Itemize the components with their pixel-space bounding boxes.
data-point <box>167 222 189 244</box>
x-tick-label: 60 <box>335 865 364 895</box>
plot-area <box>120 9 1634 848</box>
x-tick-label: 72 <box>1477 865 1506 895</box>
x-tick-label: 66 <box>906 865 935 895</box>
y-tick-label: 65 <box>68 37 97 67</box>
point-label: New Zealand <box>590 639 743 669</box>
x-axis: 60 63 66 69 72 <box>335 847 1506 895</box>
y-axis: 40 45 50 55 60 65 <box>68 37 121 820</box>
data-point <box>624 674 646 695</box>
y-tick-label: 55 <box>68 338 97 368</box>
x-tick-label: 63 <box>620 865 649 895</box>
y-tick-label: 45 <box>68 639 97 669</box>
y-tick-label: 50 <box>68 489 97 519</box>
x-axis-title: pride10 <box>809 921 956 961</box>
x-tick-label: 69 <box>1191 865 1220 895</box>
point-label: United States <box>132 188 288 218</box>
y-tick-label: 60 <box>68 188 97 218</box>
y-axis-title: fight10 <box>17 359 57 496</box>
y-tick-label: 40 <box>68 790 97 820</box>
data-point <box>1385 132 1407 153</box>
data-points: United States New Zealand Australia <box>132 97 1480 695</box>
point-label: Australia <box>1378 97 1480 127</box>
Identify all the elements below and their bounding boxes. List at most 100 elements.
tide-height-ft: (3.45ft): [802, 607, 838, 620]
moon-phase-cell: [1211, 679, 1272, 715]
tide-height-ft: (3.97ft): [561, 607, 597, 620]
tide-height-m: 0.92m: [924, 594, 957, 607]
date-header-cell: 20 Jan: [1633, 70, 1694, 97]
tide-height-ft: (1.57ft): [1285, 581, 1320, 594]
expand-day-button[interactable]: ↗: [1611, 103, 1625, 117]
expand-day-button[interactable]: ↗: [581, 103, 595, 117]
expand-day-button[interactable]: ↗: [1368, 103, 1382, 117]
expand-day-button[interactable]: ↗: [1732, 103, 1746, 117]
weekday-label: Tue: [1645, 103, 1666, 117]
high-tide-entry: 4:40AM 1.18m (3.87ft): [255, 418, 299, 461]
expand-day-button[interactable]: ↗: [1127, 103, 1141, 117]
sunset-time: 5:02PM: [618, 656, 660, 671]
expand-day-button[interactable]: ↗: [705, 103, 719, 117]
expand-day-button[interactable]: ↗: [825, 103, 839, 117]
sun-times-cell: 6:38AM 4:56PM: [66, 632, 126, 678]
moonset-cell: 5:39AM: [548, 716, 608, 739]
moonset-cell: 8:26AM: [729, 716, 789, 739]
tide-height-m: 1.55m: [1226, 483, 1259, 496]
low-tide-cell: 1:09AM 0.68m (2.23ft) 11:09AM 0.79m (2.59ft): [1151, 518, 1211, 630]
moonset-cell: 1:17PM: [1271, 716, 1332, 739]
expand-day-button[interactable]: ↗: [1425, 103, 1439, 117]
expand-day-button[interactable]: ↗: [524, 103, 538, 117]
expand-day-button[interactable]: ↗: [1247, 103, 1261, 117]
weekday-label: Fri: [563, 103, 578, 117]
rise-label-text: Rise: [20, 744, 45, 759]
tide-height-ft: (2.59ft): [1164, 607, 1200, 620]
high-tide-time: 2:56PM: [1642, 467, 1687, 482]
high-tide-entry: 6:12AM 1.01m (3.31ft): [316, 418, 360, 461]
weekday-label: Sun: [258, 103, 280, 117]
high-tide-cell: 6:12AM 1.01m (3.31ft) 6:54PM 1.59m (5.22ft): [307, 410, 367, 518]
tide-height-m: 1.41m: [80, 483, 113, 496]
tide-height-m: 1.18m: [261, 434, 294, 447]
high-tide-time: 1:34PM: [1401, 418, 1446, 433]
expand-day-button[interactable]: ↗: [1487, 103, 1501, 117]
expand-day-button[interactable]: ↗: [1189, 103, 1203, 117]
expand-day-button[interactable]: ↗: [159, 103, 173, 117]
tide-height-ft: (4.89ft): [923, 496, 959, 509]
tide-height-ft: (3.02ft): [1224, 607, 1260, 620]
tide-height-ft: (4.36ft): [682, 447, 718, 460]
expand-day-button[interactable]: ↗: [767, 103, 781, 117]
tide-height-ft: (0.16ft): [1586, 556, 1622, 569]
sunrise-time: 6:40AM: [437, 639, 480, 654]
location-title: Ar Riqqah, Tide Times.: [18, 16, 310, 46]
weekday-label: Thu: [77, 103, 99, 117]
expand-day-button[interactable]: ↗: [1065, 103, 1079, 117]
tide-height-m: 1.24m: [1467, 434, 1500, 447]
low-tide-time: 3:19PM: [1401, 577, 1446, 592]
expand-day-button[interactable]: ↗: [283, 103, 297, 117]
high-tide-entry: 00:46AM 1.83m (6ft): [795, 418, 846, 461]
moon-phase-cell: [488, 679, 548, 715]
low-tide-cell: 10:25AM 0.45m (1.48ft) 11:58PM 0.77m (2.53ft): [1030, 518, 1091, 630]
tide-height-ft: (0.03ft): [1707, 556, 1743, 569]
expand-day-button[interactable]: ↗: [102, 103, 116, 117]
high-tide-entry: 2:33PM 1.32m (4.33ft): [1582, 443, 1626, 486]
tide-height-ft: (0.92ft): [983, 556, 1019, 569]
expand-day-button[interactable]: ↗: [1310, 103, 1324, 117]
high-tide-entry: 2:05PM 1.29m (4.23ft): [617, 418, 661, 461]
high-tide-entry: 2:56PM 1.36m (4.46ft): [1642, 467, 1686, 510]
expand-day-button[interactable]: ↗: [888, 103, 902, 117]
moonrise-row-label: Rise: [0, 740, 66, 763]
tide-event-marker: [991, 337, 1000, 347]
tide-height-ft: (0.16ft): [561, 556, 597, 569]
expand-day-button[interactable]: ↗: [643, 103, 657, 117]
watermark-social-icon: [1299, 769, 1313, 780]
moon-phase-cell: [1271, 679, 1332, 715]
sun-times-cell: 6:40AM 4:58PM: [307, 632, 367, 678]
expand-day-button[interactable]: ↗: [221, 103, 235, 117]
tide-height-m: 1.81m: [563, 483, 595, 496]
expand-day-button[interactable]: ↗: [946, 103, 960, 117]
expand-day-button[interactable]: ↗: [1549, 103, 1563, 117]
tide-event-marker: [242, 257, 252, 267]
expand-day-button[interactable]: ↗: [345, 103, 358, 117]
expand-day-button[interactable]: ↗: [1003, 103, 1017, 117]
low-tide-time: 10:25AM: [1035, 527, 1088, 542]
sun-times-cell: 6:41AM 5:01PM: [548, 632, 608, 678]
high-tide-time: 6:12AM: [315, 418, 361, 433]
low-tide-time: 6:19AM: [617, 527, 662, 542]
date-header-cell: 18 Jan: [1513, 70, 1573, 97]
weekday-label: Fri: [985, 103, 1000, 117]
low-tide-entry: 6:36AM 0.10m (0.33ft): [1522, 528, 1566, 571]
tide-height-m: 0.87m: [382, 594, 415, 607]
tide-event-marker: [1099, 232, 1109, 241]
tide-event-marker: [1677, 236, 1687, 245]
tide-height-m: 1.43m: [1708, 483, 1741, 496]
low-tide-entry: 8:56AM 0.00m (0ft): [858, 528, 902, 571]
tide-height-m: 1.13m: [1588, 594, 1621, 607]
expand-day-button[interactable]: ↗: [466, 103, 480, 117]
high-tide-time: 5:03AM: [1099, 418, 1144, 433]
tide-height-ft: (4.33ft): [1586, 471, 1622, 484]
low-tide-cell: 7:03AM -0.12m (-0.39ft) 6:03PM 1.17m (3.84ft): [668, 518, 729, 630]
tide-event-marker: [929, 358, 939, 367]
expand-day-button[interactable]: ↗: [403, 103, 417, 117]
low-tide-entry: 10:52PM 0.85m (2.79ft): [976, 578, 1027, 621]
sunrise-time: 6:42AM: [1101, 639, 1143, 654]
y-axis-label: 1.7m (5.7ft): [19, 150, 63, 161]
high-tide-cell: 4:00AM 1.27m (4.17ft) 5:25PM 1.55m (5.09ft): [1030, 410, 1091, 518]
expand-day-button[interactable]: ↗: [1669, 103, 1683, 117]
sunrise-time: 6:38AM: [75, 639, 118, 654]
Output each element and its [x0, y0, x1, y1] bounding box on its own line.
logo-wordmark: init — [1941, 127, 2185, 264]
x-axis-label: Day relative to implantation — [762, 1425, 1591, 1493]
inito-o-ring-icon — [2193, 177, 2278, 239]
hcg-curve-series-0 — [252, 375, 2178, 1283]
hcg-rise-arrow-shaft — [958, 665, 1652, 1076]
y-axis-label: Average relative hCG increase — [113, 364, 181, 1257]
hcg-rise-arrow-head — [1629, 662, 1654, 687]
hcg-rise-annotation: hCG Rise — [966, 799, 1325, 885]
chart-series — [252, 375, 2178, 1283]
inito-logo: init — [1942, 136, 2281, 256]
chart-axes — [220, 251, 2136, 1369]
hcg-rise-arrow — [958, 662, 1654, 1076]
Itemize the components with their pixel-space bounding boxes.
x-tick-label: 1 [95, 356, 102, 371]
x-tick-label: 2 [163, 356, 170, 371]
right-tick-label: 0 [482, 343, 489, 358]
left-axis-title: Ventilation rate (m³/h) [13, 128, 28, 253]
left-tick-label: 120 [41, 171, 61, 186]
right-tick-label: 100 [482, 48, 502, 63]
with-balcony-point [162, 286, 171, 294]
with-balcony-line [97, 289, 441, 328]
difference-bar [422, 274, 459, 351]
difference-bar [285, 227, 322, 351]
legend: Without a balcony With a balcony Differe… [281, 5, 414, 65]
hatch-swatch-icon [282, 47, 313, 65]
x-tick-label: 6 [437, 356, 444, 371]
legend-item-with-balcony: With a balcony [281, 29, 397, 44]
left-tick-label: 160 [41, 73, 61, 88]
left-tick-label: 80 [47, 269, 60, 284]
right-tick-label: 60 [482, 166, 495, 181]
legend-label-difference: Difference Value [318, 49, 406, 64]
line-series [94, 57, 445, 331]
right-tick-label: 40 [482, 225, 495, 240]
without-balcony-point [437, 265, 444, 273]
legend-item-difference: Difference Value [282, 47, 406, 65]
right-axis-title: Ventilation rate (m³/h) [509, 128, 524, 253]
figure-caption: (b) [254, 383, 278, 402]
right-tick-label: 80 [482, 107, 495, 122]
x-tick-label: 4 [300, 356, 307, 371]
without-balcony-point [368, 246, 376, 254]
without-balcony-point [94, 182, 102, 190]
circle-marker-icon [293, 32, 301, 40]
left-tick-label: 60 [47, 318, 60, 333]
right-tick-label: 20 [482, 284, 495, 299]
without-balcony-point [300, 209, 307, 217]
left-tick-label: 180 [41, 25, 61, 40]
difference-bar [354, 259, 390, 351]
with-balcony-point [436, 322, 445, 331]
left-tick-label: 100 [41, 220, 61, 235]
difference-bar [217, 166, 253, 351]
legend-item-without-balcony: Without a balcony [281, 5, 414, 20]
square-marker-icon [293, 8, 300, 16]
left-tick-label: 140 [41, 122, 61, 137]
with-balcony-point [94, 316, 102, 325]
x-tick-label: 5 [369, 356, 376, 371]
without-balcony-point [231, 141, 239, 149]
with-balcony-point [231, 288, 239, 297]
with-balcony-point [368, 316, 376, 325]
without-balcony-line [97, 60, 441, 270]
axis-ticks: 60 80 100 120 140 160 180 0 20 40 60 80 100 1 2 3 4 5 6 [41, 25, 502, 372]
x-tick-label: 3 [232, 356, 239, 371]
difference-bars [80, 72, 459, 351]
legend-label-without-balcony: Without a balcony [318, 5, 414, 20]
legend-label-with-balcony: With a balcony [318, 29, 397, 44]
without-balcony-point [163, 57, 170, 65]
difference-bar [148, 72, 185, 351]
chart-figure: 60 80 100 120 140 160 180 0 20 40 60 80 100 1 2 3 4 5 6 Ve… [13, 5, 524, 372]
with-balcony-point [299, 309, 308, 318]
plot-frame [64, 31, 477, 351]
=-=-=-=-=
* OBJECTIVE:
Copy the listing word for word, beginning with its first line and stopping after the line that contains "x-tick-label: 72 <box>1477 865 1506 895</box>".

* ANSWER FOR THIS EXERCISE:
Itemize the components with their pixel-space bounding boxes.
data-point <box>167 222 189 244</box>
x-tick-label: 60 <box>335 865 364 895</box>
plot-area <box>120 9 1634 848</box>
x-tick-label: 72 <box>1477 865 1506 895</box>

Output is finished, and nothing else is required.